EXERCISE DIRECTIONS -
The records below are to be quoted in full; please keep every word exact.
┌─ MATERIAL PROVIDED
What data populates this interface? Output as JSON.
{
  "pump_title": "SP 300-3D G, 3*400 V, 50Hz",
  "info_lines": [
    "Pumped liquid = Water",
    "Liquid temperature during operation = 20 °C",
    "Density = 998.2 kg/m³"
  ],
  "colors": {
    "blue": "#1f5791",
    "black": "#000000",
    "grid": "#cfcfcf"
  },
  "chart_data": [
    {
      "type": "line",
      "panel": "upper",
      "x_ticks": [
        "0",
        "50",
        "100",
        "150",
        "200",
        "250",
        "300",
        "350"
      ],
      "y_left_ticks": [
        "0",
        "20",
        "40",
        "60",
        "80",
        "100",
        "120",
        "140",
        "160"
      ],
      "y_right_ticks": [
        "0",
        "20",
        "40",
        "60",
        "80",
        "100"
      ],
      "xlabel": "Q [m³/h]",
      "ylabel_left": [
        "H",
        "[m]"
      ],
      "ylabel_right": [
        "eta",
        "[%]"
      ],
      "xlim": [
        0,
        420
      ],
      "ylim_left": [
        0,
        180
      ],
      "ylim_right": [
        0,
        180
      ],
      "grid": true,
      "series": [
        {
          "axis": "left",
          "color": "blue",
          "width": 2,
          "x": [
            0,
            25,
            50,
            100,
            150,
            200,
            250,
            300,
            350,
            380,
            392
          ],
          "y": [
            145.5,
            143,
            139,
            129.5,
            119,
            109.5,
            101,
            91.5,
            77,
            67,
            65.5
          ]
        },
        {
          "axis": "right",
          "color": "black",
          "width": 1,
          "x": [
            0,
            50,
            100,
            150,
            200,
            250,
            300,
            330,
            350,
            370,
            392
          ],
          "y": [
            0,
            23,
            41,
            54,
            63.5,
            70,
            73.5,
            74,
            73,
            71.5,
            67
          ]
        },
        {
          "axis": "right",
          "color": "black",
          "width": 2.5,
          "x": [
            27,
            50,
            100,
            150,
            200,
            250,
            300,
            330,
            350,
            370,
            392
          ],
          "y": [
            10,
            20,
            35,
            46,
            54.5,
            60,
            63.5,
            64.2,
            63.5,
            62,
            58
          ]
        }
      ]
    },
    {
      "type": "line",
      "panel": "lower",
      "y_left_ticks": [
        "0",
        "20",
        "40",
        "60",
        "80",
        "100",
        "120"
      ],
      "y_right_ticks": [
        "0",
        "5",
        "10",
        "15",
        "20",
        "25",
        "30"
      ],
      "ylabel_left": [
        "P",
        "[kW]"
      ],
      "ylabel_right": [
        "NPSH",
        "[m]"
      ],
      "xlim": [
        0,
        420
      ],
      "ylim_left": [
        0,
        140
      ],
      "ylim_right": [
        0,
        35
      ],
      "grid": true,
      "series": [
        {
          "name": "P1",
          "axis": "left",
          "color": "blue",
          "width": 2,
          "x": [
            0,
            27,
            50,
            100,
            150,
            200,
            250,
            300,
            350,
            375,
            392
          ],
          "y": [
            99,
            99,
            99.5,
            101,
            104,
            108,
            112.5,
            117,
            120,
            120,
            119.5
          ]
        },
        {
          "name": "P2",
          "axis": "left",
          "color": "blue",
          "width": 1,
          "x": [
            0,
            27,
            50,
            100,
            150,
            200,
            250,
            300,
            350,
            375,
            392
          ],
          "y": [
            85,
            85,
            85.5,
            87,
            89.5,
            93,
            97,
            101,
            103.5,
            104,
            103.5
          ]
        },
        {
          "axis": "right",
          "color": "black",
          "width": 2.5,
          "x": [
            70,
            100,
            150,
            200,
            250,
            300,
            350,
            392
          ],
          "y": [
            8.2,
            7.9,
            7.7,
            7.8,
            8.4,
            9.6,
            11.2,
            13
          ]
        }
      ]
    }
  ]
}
└─
ANSWER -
What data populates this interface? Output as JSON.
{
  "pump_title": "SP 300-3D G, 3*400 V, 50Hz",
  "info_lines": [
    "Pumped liquid = Water",
    "Liquid temperature during operation = 20 °C",
    "Density = 998.2 kg/m³"
  ],
  "colors": {
    "blue": "#1f5791",
    "black": "#000000",
    "grid": "#cfcfcf"
  },
  "chart_data": [
    {
      "type": "line",
      "panel": "upper",
      "x_ticks": [
        "0",
        "50",
        "100",
        "150",
        "200",
        "250",
        "300",
        "350"
      ],
      "y_left_ticks": [
        "0",
        "20",
        "40",
        "60",
        "80",
        "100",
        "120",
        "140",
        "160"
      ],
      "y_right_ticks": [
        "0",
        "20",
        "40",
        "60",
        "80",
        "100"
      ],
      "xlabel": "Q [m³/h]",
      "ylabel_left": [
        "H",
        "[m]"
      ],
      "ylabel_right": [
        "eta",
        "[%]"
      ],
      "xlim": [
        0,
        420
      ],
      "ylim_left": [
        0,
        180
      ],
      "ylim_right": [
        0,
        180
      ],
      "grid": true,
      "series": [
        {
          "axis": "left",
          "color": "blue",
          "width": 2,
          "x": [
            0,
            25,
            50,
            100,
            150,
            200,
            250,
            300,
            350,
            380,
            392
          ],
          "y": [
            145.5,
            143,
            139,
            129.5,
            119,
            109.5,
            101,
            91.5,
            77,
            67,
            65.5
          ]
        },
        {
          "axis": "right",
          "color": "black",
          "width": 1,
          "x": [
            0,
            50,
            100,
            150,
            200,
            250,
            300,
            330,
            350,
            370,
            392
          ],
          "y": [
            0,
            23,
            41,
            54,
            63.5,
            70,
            73.5,
            74,
            73,
            71.5,
            67
          ]
        },
        {
          "axis": "right",
          "color": "black",
          "width": 2.5,
          "x": [
            27,
            50,
            100,
            150,
            200,
            250,
            300,
            330,
            350,
            370,
            392
          ],
          "y": [
            10,
            20,
            35,
            46,
            54.5,
            60,
            63.5,
            64.2,
            63.5,
            62,
            58
          ]
        }
      ]
    },
    {
      "type": "line",
      "panel": "lower",
      "y_left_ticks": [
        "0",
        "20",
        "40",
        "60",
        "80",
        "100",
        "120"
      ],
      "y_right_ticks": [
        "0",
        "5",
        "10",
        "15",
        "20",
        "25",
        "30"
      ],
      "ylabel_left": [
        "P",
        "[kW]"
      ],
      "ylabel_right": [
        "NPSH",
        "[m]"
      ],
      "xlim": [
        0,
        420
      ],
      "ylim_left": [
        0,
        140
      ],
      "ylim_right": [
        0,
        35
      ],
      "grid": true,
      "series": [
        {
          "name": "P1",
          "axis": "left",
          "color": "blue",
          "width": 2,
          "x": [
            0,
            27,
            50,
            100,
            150,
            200,
            250,
            300,
            350,
            375,
            392
          ],
          "y": [
            99,
            99,
            99.5,
            101,
            104,
            108,
            112.5,
            117,
            120,
            120,
            119.5
          ]
        },
        {
          "name": "P2",
          "axis": "left",
          "color": "blue",
          "width": 1,
          "x": [
            0,
            27,
            50,
            100,
            150,
            200,
            250,
            300,
            350,
            375,
            392
          ],
          "y": [
            85,
            85,
            85.5,
            87,
            89.5,
            93,
            97,
            101,
            103.5,
            104,
            103.5
          ]
        },
        {
          "axis": "right",
          "color": "black",
          "width": 2.5,
          "x": [
            70,
            100,
            150,
            200,
            250,
            300,
            350,
            392
          ],
          "y": [
            8.2,
            7.9,
            7.7,
            7.8,
            8.4,
            9.6,
            11.2,
            13
          ]
        }
      ]
    }
  ]
}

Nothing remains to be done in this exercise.